JOB
Below are some records; retype all of them exactly.

RECORDS FOR THE EXERCISE
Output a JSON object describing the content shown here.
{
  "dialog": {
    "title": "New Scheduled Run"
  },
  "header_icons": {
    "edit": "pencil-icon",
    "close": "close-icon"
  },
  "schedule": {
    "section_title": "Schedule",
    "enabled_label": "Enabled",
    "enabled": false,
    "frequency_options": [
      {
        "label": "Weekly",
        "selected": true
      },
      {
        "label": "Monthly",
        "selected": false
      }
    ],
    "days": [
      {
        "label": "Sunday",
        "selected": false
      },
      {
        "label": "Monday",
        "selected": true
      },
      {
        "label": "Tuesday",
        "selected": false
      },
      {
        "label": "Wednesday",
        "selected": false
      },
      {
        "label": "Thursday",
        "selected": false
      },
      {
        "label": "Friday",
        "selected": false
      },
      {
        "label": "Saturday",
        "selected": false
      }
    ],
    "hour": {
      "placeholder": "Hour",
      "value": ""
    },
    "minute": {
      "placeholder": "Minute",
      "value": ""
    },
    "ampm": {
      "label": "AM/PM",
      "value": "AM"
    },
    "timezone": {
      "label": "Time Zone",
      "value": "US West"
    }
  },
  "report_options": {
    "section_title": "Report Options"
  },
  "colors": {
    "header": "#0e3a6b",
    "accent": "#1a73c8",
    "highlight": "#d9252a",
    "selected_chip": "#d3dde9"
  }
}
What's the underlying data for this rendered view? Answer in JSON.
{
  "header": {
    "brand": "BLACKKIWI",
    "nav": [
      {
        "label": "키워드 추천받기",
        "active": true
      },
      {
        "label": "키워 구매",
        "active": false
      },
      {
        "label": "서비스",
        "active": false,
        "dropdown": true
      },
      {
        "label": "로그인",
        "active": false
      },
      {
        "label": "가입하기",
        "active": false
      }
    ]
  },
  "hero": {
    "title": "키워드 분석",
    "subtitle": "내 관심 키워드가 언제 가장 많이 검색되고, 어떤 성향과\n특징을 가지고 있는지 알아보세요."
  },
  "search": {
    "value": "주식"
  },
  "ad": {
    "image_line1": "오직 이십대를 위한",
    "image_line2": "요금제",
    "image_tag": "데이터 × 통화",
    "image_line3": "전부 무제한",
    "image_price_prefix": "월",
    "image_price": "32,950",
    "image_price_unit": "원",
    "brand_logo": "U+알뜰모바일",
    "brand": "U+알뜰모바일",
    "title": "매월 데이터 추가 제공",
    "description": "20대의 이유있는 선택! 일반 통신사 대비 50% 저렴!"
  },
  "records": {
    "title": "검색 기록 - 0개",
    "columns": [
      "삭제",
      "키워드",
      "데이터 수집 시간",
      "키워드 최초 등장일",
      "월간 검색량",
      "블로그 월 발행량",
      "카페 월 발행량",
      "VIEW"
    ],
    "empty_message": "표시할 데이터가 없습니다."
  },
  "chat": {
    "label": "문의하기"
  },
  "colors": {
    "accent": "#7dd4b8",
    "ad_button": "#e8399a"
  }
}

THE COMPLETED TASK
Output a JSON object describing the content shown here.
{
  "dialog": {
    "title": "New Scheduled Run"
  },
  "header_icons": {
    "edit": "pencil-icon",
    "close": "close-icon"
  },
  "schedule": {
    "section_title": "Schedule",
    "enabled_label": "Enabled",
    "enabled": false,
    "frequency_options": [
      {
        "label": "Weekly",
        "selected": true
      },
      {
        "label": "Monthly",
        "selected": false
      }
    ],
    "days": [
      {
        "label": "Sunday",
        "selected": false
      },
      {
        "label": "Monday",
        "selected": true
      },
      {
        "label": "Tuesday",
        "selected": false
      },
      {
        "label": "Wednesday",
        "selected": false
      },
      {
        "label": "Thursday",
        "selected": false
      },
      {
        "label": "Friday",
        "selected": false
      },
      {
        "label": "Saturday",
        "selected": false
      }
    ],
    "hour": {
      "placeholder": "Hour",
      "value": ""
    },
    "minute": {
      "placeholder": "Minute",
      "value": ""
    },
    "ampm": {
      "label": "AM/PM",
      "value": "AM"
    },
    "timezone": {
      "label": "Time Zone",
      "value": "US West"
    }
  },
  "report_options": {
    "section_title": "Report Options"
  },
  "colors": {
    "header": "#0e3a6b",
    "accent": "#1a73c8",
    "highlight": "#d9252a",
    "selected_chip": "#d3dde9"
  }
}
What's the underlying data for this rendered view? Answer in JSON.
{
  "header": {
    "brand": "BLACKKIWI",
    "nav": [
      {
        "label": "키워드 추천받기",
        "active": true
      },
      {
        "label": "키워 구매",
        "active": false
      },
      {
        "label": "서비스",
        "active": false,
        "dropdown": true
      },
      {
        "label": "로그인",
        "active": false
      },
      {
        "label": "가입하기",
        "active": false
      }
    ]
  },
  "hero": {
    "title": "키워드 분석",
    "subtitle": "내 관심 키워드가 언제 가장 많이 검색되고, 어떤 성향과\n특징을 가지고 있는지 알아보세요."
  },
  "search": {
    "value": "주식"
  },
  "ad": {
    "image_line1": "오직 이십대를 위한",
    "image_line2": "요금제",
    "image_tag": "데이터 × 통화",
    "image_line3": "전부 무제한",
    "image_price_prefix": "월",
    "image_price": "32,950",
    "image_price_unit": "원",
    "brand_logo": "U+알뜰모바일",
    "brand": "U+알뜰모바일",
    "title": "매월 데이터 추가 제공",
    "description": "20대의 이유있는 선택! 일반 통신사 대비 50% 저렴!"
  },
  "records": {
    "title": "검색 기록 - 0개",
    "columns": [
      "삭제",
      "키워드",
      "데이터 수집 시간",
      "키워드 최초 등장일",
      "월간 검색량",
      "블로그 월 발행량",
      "카페 월 발행량",
      "VIEW"
    ],
    "empty_message": "표시할 데이터가 없습니다."
  },
  "chat": {
    "label": "문의하기"
  },
  "colors": {
    "accent": "#7dd4b8",
    "ad_button": "#e8399a"
  }
}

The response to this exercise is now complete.